• [INSTRUCTIONS FOR THE TASK]
Go through the records and copy each line where the word "Output" occurs.
━━━━━━
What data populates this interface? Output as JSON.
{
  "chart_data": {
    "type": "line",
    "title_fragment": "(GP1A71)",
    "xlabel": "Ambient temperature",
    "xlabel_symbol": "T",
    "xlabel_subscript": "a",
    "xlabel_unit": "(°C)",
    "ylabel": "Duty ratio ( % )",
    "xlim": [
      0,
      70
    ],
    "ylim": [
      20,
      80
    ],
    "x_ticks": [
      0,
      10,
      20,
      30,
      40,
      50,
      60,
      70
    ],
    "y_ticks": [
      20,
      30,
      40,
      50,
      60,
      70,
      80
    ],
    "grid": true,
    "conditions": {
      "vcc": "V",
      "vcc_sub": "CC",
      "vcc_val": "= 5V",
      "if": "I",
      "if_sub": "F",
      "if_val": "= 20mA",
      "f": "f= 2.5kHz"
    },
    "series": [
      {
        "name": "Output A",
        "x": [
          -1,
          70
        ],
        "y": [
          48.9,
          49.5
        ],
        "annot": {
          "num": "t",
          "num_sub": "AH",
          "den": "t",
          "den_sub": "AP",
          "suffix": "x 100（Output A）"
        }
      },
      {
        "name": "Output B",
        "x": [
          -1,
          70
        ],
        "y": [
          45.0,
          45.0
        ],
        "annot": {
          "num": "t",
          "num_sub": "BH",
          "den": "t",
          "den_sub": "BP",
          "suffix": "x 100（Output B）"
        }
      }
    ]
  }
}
━━━━━━
• [THE SOLUTION]
What data populates this interface? Output as JSON.
        "name": "Output A",
          "suffix": "x 100（Output A）"
        "name": "Output B",
          "suffix": "x 100（Output B）"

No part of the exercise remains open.